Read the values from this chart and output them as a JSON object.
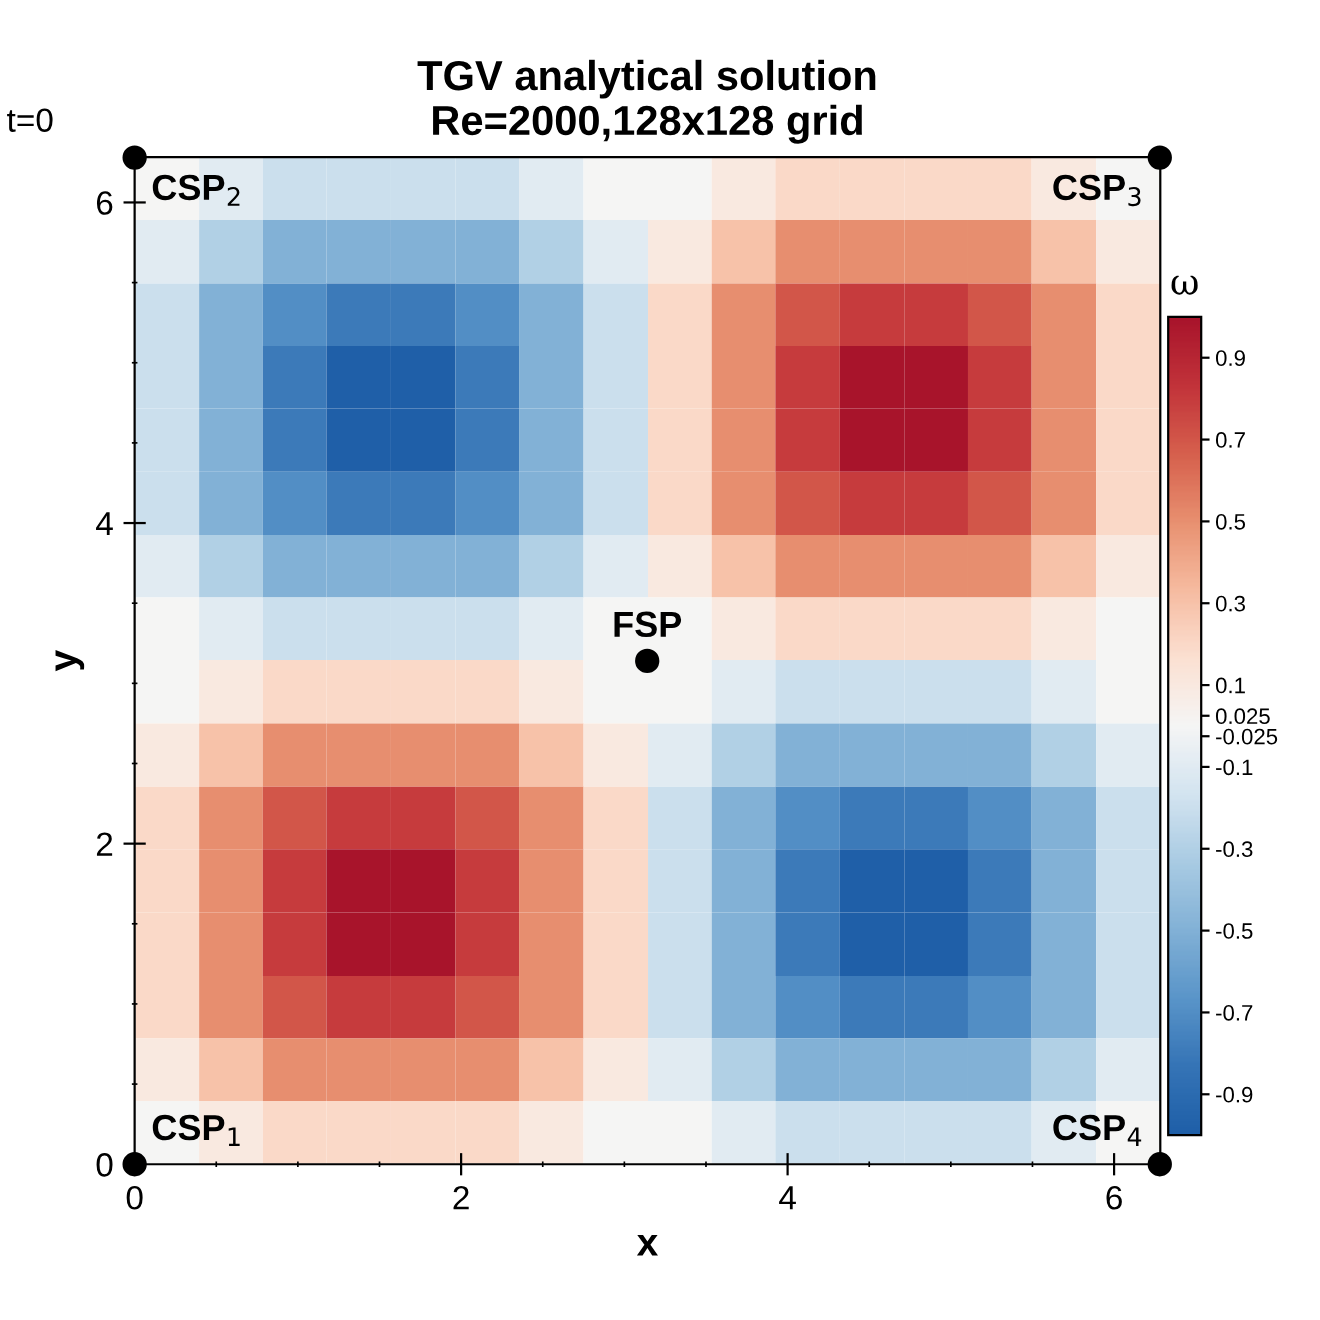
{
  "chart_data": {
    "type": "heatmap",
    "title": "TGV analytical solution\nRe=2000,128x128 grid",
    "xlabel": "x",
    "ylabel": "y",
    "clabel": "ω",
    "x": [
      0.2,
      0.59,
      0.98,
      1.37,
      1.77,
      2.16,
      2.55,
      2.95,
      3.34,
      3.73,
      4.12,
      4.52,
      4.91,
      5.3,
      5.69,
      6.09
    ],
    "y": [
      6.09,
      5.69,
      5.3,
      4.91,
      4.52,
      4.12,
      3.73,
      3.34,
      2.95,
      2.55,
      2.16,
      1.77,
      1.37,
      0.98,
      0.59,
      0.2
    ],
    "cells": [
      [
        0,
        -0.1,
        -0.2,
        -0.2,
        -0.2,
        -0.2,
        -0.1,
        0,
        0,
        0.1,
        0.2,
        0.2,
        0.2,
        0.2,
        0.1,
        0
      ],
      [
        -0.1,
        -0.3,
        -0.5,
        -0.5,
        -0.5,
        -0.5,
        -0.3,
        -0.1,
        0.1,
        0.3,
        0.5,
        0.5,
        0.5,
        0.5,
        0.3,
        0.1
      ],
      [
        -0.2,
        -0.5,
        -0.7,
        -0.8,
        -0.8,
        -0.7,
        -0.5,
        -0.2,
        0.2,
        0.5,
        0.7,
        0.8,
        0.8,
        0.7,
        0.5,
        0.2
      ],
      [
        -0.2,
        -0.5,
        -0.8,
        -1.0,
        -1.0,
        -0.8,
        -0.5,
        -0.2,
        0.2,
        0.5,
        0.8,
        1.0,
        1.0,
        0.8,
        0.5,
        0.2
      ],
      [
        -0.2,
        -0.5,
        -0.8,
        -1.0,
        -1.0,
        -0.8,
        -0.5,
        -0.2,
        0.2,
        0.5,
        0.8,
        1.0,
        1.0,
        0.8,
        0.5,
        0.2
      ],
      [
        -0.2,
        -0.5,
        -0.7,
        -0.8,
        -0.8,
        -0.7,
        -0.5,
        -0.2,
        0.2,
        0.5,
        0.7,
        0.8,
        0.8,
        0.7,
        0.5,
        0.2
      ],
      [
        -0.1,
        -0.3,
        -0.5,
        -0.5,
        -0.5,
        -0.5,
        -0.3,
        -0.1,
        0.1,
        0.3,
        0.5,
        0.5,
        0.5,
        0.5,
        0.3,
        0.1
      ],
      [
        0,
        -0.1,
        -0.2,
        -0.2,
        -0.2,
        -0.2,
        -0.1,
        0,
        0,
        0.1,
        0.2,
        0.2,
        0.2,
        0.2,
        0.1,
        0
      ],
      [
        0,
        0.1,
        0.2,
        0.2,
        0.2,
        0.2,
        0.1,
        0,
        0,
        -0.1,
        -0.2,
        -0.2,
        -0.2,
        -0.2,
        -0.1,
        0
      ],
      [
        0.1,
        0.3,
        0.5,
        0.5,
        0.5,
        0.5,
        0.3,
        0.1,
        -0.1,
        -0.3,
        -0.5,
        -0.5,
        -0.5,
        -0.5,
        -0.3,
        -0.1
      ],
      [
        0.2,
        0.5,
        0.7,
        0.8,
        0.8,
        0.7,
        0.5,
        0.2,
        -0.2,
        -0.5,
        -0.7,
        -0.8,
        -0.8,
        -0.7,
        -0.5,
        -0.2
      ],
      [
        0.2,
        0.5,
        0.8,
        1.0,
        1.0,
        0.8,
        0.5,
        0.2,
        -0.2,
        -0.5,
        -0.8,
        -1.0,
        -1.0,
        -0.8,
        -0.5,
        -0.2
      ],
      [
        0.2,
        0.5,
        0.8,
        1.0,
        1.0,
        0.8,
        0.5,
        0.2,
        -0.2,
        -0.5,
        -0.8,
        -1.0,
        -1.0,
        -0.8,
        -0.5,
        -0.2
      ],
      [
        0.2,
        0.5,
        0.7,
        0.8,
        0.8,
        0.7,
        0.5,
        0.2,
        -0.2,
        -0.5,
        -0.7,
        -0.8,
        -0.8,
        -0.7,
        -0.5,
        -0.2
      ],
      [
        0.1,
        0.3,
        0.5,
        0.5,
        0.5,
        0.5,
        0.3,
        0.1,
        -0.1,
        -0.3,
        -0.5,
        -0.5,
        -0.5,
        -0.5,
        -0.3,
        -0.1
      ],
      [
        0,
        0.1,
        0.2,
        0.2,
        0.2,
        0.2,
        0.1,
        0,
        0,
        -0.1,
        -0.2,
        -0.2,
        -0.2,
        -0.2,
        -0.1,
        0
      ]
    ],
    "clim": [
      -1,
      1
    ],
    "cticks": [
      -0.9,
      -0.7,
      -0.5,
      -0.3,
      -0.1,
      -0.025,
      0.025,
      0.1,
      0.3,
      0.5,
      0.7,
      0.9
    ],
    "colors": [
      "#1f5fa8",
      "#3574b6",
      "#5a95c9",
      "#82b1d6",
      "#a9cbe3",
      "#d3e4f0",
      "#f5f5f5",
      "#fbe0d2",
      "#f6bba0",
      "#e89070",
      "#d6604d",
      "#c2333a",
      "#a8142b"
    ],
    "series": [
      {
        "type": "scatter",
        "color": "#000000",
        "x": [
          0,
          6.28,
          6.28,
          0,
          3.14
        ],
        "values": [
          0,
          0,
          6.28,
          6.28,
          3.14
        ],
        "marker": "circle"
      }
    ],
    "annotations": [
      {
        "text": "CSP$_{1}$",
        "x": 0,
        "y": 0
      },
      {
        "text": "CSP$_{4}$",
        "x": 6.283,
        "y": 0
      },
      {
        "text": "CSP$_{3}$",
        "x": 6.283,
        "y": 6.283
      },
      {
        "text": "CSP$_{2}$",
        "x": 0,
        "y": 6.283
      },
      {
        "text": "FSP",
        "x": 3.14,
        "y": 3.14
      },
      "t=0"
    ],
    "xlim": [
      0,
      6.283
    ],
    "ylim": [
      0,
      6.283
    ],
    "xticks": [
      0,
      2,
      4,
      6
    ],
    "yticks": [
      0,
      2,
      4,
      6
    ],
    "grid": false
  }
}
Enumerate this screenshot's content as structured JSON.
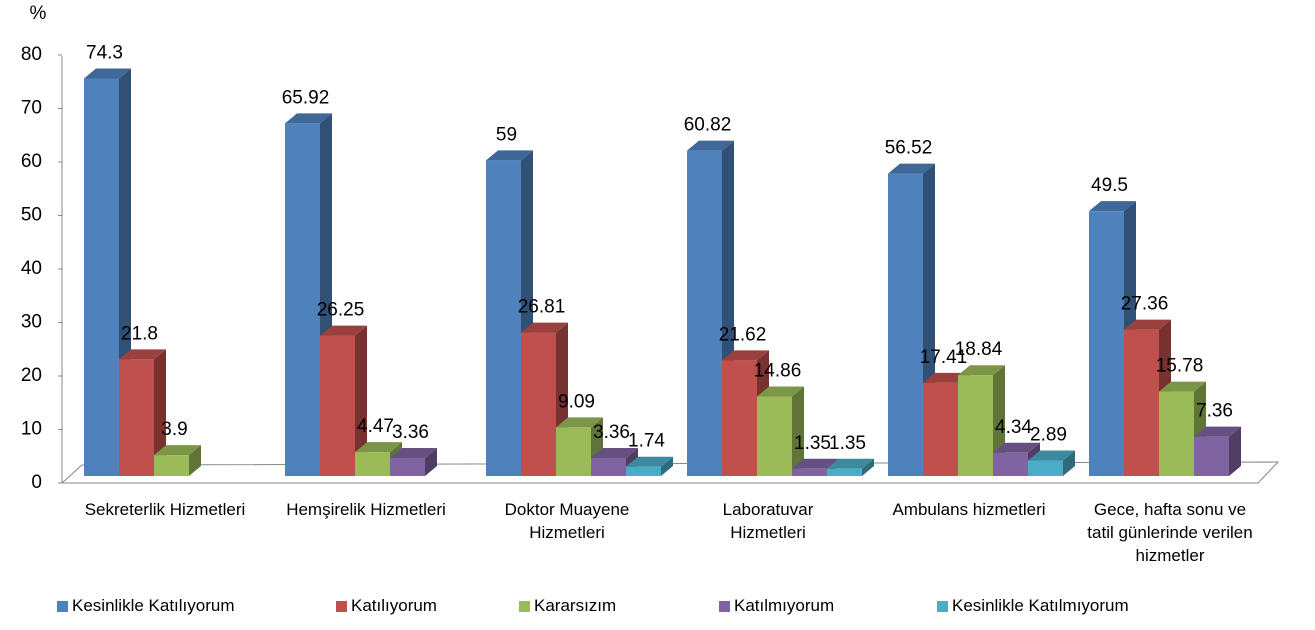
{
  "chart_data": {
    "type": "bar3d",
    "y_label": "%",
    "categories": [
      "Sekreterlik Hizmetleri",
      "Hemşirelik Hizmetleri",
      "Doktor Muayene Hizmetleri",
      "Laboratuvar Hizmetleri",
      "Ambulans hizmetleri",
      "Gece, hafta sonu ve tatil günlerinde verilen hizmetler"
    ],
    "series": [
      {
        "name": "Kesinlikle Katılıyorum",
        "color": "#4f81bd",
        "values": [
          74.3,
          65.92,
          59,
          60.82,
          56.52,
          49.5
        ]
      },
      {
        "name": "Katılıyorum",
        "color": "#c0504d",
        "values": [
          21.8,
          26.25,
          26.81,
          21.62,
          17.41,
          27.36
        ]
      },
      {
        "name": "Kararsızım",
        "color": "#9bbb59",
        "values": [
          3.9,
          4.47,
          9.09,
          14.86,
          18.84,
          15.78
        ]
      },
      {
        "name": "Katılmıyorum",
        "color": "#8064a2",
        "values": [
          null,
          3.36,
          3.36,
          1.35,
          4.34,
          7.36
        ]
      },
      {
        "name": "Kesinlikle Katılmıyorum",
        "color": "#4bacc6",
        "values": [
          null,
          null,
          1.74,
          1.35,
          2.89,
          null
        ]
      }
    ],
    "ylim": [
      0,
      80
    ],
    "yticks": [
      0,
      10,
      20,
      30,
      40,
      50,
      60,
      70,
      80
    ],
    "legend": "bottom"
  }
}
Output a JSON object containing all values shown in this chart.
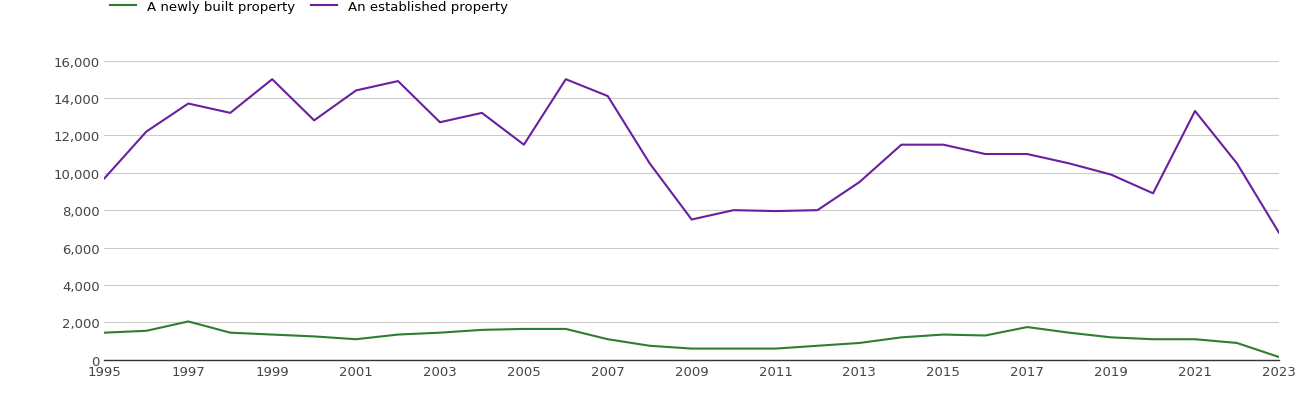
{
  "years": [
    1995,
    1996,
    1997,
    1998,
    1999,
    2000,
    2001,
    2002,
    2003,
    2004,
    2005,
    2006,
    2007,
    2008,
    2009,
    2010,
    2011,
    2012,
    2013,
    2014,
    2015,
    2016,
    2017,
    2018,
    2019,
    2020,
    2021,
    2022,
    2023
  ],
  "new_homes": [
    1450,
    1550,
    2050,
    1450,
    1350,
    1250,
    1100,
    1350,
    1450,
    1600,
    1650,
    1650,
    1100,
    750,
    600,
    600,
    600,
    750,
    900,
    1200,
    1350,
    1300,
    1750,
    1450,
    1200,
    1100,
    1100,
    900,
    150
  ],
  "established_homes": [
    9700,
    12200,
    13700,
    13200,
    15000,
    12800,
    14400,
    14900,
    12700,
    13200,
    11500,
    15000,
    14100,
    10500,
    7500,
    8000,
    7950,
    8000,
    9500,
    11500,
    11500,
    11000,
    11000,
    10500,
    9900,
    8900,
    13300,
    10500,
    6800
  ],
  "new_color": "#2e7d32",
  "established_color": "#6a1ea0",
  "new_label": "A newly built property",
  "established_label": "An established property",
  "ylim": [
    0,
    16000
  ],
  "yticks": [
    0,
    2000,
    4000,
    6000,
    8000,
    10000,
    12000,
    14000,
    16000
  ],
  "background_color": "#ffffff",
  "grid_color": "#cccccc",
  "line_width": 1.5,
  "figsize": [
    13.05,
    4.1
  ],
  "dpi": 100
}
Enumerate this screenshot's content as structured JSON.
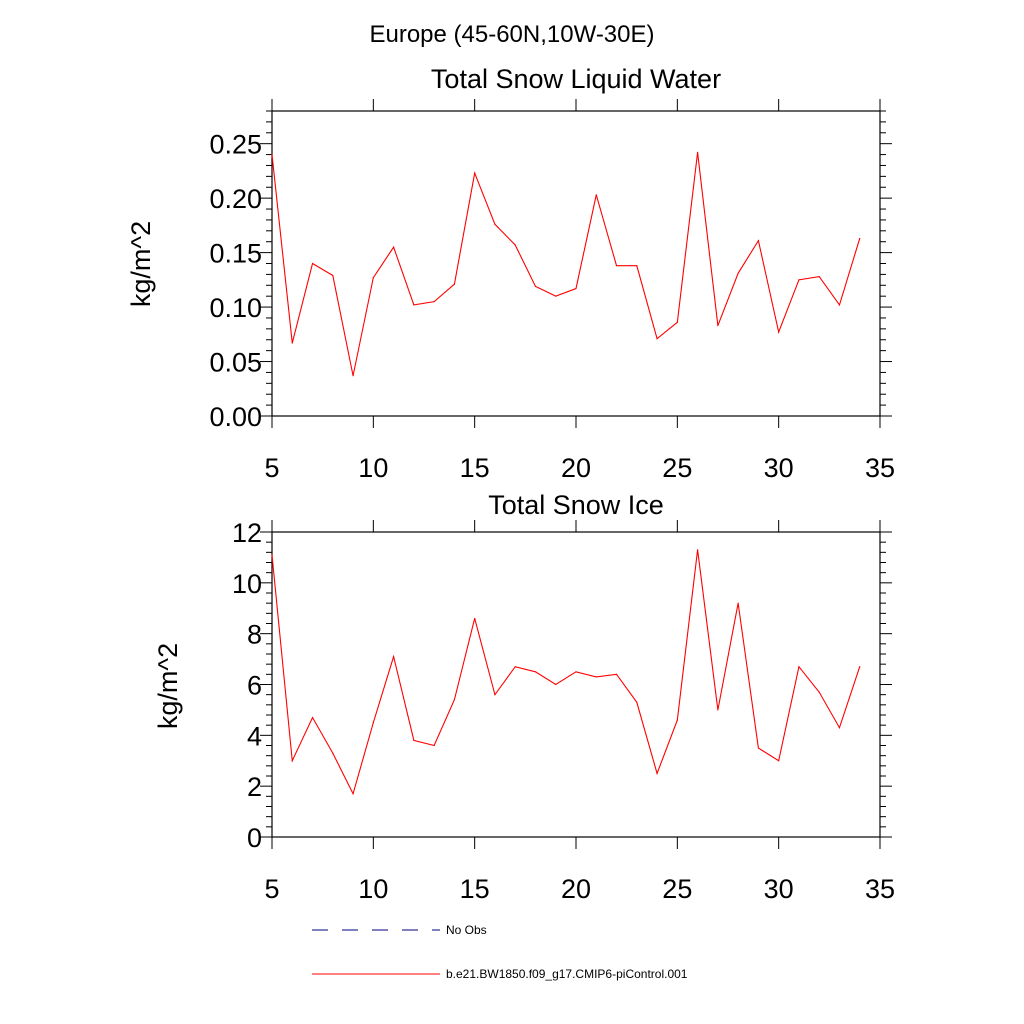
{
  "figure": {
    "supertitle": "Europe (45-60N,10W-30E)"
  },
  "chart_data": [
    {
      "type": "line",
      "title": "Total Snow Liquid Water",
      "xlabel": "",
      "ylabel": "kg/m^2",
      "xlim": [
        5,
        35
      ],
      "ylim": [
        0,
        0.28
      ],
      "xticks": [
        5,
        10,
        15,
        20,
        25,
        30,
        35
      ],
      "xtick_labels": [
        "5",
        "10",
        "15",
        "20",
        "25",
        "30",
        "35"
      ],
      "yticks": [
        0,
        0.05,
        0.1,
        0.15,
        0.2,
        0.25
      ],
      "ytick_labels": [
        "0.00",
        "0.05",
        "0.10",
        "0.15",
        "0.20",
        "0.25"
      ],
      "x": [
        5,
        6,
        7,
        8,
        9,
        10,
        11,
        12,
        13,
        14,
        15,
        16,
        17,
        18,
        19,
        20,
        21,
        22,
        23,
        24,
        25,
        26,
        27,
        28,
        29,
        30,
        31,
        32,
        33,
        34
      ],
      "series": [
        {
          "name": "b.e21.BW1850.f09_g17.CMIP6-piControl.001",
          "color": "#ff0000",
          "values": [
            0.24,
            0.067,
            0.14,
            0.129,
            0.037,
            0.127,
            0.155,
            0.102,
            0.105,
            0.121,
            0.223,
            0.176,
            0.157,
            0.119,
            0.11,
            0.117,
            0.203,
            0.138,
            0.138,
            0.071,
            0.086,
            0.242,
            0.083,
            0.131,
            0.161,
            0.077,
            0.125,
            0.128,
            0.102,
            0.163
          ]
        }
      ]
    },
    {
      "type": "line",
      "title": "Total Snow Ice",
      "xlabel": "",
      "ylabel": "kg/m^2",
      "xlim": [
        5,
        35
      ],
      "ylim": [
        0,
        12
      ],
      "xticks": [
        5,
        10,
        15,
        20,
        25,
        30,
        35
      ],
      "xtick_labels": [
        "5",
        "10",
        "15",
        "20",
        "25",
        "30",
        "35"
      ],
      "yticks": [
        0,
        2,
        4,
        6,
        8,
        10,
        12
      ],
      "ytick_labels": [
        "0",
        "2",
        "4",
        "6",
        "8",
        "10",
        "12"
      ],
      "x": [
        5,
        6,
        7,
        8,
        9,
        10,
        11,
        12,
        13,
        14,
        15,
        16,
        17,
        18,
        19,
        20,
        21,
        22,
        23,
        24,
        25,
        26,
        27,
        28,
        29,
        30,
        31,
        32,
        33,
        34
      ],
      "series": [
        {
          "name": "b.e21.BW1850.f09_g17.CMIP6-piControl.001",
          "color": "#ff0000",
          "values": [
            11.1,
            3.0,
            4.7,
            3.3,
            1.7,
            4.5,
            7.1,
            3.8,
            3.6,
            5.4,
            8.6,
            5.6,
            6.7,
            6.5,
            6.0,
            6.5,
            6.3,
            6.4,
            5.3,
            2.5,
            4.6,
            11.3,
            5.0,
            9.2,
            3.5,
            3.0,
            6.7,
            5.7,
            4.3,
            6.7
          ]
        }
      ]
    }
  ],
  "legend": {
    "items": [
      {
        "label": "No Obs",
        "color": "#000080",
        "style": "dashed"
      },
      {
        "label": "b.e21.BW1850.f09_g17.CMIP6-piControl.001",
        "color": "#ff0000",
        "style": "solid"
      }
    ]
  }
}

+-------+

→ **Stated problem**:
Collect the complete line wherever the string "name" appears in the records.

→ **Response to the exercise**:
        "name": "Kesinlikle Katılıyorum",
        "name": "Katılıyorum",
        "name": "Kararsızım",
        "name": "Katılmıyorum",
        "name": "Kesinlikle Katılmıyorum",
          "name": "b.e21.BW1850.f09_g17.CMIP6-piControl.001",
          "name": "b.e21.BW1850.f09_g17.CMIP6-piControl.001",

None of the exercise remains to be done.